Written task —
Retype the material word for word.

Listed entries —
* begin *

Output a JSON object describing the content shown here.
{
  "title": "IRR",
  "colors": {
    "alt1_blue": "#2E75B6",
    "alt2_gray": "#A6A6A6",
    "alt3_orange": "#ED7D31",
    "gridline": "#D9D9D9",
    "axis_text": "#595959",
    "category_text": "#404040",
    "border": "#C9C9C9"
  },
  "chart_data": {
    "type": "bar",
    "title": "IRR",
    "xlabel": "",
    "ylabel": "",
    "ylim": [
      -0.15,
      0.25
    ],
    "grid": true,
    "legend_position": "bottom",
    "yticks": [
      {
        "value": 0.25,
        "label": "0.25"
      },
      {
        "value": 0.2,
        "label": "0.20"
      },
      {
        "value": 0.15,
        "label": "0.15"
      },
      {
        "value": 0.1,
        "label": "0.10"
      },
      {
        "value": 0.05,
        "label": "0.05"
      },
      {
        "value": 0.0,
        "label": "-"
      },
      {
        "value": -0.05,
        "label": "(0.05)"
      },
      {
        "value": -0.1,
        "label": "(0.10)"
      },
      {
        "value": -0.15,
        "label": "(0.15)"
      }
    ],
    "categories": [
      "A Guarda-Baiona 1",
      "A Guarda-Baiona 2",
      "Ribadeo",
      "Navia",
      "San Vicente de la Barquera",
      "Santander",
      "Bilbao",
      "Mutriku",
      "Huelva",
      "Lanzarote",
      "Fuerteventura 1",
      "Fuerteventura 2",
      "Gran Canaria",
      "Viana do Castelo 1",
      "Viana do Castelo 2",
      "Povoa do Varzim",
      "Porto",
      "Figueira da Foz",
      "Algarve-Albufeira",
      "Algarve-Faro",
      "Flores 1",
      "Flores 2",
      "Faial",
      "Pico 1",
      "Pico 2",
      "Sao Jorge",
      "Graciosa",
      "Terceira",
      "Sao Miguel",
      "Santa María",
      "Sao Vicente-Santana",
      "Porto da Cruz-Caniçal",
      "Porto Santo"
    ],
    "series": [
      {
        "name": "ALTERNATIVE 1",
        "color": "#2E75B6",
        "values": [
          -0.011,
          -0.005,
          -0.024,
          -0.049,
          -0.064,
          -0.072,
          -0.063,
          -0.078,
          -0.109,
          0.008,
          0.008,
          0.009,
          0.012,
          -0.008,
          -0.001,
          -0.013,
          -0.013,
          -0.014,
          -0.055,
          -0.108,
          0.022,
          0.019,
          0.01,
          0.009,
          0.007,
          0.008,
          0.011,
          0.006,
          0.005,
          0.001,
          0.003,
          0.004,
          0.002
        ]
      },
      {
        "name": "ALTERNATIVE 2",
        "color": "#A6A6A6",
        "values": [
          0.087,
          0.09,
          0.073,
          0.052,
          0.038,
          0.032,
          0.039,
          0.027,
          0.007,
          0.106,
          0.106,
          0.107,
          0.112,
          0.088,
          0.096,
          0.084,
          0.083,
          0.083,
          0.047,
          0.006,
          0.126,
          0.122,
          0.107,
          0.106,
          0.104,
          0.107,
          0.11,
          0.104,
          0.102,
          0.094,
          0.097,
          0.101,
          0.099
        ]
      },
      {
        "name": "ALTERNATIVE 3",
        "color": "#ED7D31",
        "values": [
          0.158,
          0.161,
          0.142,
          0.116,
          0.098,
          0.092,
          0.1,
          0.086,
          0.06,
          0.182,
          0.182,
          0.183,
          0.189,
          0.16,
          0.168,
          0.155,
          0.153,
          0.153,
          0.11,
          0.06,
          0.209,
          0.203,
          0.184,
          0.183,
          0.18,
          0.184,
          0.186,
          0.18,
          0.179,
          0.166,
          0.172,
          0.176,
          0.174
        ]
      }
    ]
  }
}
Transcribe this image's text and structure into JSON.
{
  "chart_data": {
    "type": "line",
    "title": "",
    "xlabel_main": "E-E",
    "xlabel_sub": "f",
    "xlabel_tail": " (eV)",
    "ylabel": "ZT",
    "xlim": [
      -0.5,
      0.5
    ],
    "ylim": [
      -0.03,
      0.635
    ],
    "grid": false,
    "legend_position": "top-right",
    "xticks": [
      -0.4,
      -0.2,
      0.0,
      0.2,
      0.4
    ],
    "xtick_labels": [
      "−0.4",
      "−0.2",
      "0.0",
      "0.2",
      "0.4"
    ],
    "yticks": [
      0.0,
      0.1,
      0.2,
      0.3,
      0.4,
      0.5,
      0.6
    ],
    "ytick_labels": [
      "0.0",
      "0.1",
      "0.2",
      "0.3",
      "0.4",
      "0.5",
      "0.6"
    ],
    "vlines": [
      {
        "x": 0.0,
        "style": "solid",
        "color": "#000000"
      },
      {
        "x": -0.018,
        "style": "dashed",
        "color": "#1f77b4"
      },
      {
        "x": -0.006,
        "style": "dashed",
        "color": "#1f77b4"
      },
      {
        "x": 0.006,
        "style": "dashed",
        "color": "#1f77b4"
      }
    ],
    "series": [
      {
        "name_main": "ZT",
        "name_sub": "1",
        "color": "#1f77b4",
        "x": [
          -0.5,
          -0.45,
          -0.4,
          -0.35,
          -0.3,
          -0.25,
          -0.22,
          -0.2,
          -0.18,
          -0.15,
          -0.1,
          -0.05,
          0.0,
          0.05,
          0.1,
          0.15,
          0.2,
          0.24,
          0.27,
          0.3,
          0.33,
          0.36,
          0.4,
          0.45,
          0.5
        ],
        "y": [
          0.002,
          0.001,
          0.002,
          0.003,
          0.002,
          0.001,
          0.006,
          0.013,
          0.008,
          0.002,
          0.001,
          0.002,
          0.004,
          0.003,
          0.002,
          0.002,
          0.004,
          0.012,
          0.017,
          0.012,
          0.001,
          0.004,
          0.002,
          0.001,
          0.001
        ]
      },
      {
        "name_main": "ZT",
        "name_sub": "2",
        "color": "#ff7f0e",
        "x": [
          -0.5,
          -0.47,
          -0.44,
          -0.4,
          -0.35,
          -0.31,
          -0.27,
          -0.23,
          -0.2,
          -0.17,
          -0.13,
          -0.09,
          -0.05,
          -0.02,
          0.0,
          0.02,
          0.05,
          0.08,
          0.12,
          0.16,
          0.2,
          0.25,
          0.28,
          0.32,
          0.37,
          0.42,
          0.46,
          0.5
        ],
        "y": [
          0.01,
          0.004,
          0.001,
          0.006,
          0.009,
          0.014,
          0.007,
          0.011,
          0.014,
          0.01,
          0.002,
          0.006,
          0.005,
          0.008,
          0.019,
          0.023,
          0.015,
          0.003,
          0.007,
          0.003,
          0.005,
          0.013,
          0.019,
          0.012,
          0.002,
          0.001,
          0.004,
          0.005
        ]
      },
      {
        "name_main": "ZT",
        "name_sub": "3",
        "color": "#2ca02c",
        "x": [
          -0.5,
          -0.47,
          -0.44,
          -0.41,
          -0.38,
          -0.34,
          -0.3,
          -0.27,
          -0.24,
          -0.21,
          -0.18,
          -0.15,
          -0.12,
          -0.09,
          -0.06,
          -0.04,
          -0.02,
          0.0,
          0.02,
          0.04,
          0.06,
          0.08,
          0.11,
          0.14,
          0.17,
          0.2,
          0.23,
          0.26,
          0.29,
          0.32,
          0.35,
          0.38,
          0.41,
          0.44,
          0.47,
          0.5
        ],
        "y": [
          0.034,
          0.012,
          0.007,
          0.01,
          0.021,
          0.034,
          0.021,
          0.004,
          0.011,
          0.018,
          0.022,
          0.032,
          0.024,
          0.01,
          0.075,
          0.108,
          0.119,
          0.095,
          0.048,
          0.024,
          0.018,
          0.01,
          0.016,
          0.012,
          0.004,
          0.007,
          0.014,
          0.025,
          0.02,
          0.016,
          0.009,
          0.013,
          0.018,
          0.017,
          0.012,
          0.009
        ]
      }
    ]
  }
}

* end *

Worked answer —
Output a JSON object describing the content shown here.
{
  "title": "IRR",
  "colors": {
    "alt1_blue": "#2E75B6",
    "alt2_gray": "#A6A6A6",
    "alt3_orange": "#ED7D31",
    "gridline": "#D9D9D9",
    "axis_text": "#595959",
    "category_text": "#404040",
    "border": "#C9C9C9"
  },
  "chart_data": {
    "type": "bar",
    "title": "IRR",
    "xlabel": "",
    "ylabel": "",
    "ylim": [
      -0.15,
      0.25
    ],
    "grid": true,
    "legend_position": "bottom",
    "yticks": [
      {
        "value": 0.25,
        "label": "0.25"
      },
      {
        "value": 0.2,
        "label": "0.20"
      },
      {
        "value": 0.15,
        "label": "0.15"
      },
      {
        "value": 0.1,
        "label": "0.10"
      },
      {
        "value": 0.05,
        "label": "0.05"
      },
      {
        "value": 0.0,
        "label": "-"
      },
      {
        "value": -0.05,
        "label": "(0.05)"
      },
      {
        "value": -0.1,
        "label": "(0.10)"
      },
      {
        "value": -0.15,
        "label": "(0.15)"
      }
    ],
    "categories": [
      "A Guarda-Baiona 1",
      "A Guarda-Baiona 2",
      "Ribadeo",
      "Navia",
      "San Vicente de la Barquera",
      "Santander",
      "Bilbao",
      "Mutriku",
      "Huelva",
      "Lanzarote",
      "Fuerteventura 1",
      "Fuerteventura 2",
      "Gran Canaria",
      "Viana do Castelo 1",
      "Viana do Castelo 2",
      "Povoa do Varzim",
      "Porto",
      "Figueira da Foz",
      "Algarve-Albufeira",
      "Algarve-Faro",
      "Flores 1",
      "Flores 2",
      "Faial",
      "Pico 1",
      "Pico 2",
      "Sao Jorge",
      "Graciosa",
      "Terceira",
      "Sao Miguel",
      "Santa María",
      "Sao Vicente-Santana",
      "Porto da Cruz-Caniçal",
      "Porto Santo"
    ],
    "series": [
      {
        "name": "ALTERNATIVE 1",
        "color": "#2E75B6",
        "values": [
          -0.011,
          -0.005,
          -0.024,
          -0.049,
          -0.064,
          -0.072,
          -0.063,
          -0.078,
          -0.109,
          0.008,
          0.008,
          0.009,
          0.012,
          -0.008,
          -0.001,
          -0.013,
          -0.013,
          -0.014,
          -0.055,
          -0.108,
          0.022,
          0.019,
          0.01,
          0.009,
          0.007,
          0.008,
          0.011,
          0.006,
          0.005,
          0.001,
          0.003,
          0.004,
          0.002
        ]
      },
      {
        "name": "ALTERNATIVE 2",
        "color": "#A6A6A6",
        "values": [
          0.087,
          0.09,
          0.073,
          0.052,
          0.038,
          0.032,
          0.039,
          0.027,
          0.007,
          0.106,
          0.106,
          0.107,
          0.112,
          0.088,
          0.096,
          0.084,
          0.083,
          0.083,
          0.047,
          0.006,
          0.126,
          0.122,
          0.107,
          0.106,
          0.104,
          0.107,
          0.11,
          0.104,
          0.102,
          0.094,
          0.097,
          0.101,
          0.099
        ]
      },
      {
        "name": "ALTERNATIVE 3",
        "color": "#ED7D31",
        "values": [
          0.158,
          0.161,
          0.142,
          0.116,
          0.098,
          0.092,
          0.1,
          0.086,
          0.06,
          0.182,
          0.182,
          0.183,
          0.189,
          0.16,
          0.168,
          0.155,
          0.153,
          0.153,
          0.11,
          0.06,
          0.209,
          0.203,
          0.184,
          0.183,
          0.18,
          0.184,
          0.186,
          0.18,
          0.179,
          0.166,
          0.172,
          0.176,
          0.174
        ]
      }
    ]
  }
}
Transcribe this image's text and structure into JSON.
{
  "chart_data": {
    "type": "line",
    "title": "",
    "xlabel_main": "E-E",
    "xlabel_sub": "f",
    "xlabel_tail": " (eV)",
    "ylabel": "ZT",
    "xlim": [
      -0.5,
      0.5
    ],
    "ylim": [
      -0.03,
      0.635
    ],
    "grid": false,
    "legend_position": "top-right",
    "xticks": [
      -0.4,
      -0.2,
      0.0,
      0.2,
      0.4
    ],
    "xtick_labels": [
      "−0.4",
      "−0.2",
      "0.0",
      "0.2",
      "0.4"
    ],
    "yticks": [
      0.0,
      0.1,
      0.2,
      0.3,
      0.4,
      0.5,
      0.6
    ],
    "ytick_labels": [
      "0.0",
      "0.1",
      "0.2",
      "0.3",
      "0.4",
      "0.5",
      "0.6"
    ],
    "vlines": [
      {
        "x": 0.0,
        "style": "solid",
        "color": "#000000"
      },
      {
        "x": -0.018,
        "style": "dashed",
        "color": "#1f77b4"
      },
      {
        "x": -0.006,
        "style": "dashed",
        "color": "#1f77b4"
      },
      {
        "x": 0.006,
        "style": "dashed",
        "color": "#1f77b4"
      }
    ],
    "series": [
      {
        "name_main": "ZT",
        "name_sub": "1",
        "color": "#1f77b4",
        "x": [
          -0.5,
          -0.45,
          -0.4,
          -0.35,
          -0.3,
          -0.25,
          -0.22,
          -0.2,
          -0.18,
          -0.15,
          -0.1,
          -0.05,
          0.0,
          0.05,
          0.1,
          0.15,
          0.2,
          0.24,
          0.27,
          0.3,
          0.33,
          0.36,
          0.4,
          0.45,
          0.5
        ],
        "y": [
          0.002,
          0.001,
          0.002,
          0.003,
          0.002,
          0.001,
          0.006,
          0.013,
          0.008,
          0.002,
          0.001,
          0.002,
          0.004,
          0.003,
          0.002,
          0.002,
          0.004,
          0.012,
          0.017,
          0.012,
          0.001,
          0.004,
          0.002,
          0.001,
          0.001
        ]
      },
      {
        "name_main": "ZT",
        "name_sub": "2",
        "color": "#ff7f0e",
        "x": [
          -0.5,
          -0.47,
          -0.44,
          -0.4,
          -0.35,
          -0.31,
          -0.27,
          -0.23,
          -0.2,
          -0.17,
          -0.13,
          -0.09,
          -0.05,
          -0.02,
          0.0,
          0.02,
          0.05,
          0.08,
          0.12,
          0.16,
          0.2,
          0.25,
          0.28,
          0.32,
          0.37,
          0.42,
          0.46,
          0.5
        ],
        "y": [
          0.01,
          0.004,
          0.001,
          0.006,
          0.009,
          0.014,
          0.007,
          0.011,
          0.014,
          0.01,
          0.002,
          0.006,
          0.005,
          0.008,
          0.019,
          0.023,
          0.015,
          0.003,
          0.007,
          0.003,
          0.005,
          0.013,
          0.019,
          0.012,
          0.002,
          0.001,
          0.004,
          0.005
        ]
      },
      {
        "name_main": "ZT",
        "name_sub": "3",
        "color": "#2ca02c",
        "x": [
          -0.5,
          -0.47,
          -0.44,
          -0.41,
          -0.38,
          -0.34,
          -0.3,
          -0.27,
          -0.24,
          -0.21,
          -0.18,
          -0.15,
          -0.12,
          -0.09,
          -0.06,
          -0.04,
          -0.02,
          0.0,
          0.02,
          0.04,
          0.06,
          0.08,
          0.11,
          0.14,
          0.17,
          0.2,
          0.23,
          0.26,
          0.29,
          0.32,
          0.35,
          0.38,
          0.41,
          0.44,
          0.47,
          0.5
        ],
        "y": [
          0.034,
          0.012,
          0.007,
          0.01,
          0.021,
          0.034,
          0.021,
          0.004,
          0.011,
          0.018,
          0.022,
          0.032,
          0.024,
          0.01,
          0.075,
          0.108,
          0.119,
          0.095,
          0.048,
          0.024,
          0.018,
          0.01,
          0.016,
          0.012,
          0.004,
          0.007,
          0.014,
          0.025,
          0.02,
          0.016,
          0.009,
          0.013,
          0.018,
          0.017,
          0.012,
          0.009
        ]
      }
    ]
  }
}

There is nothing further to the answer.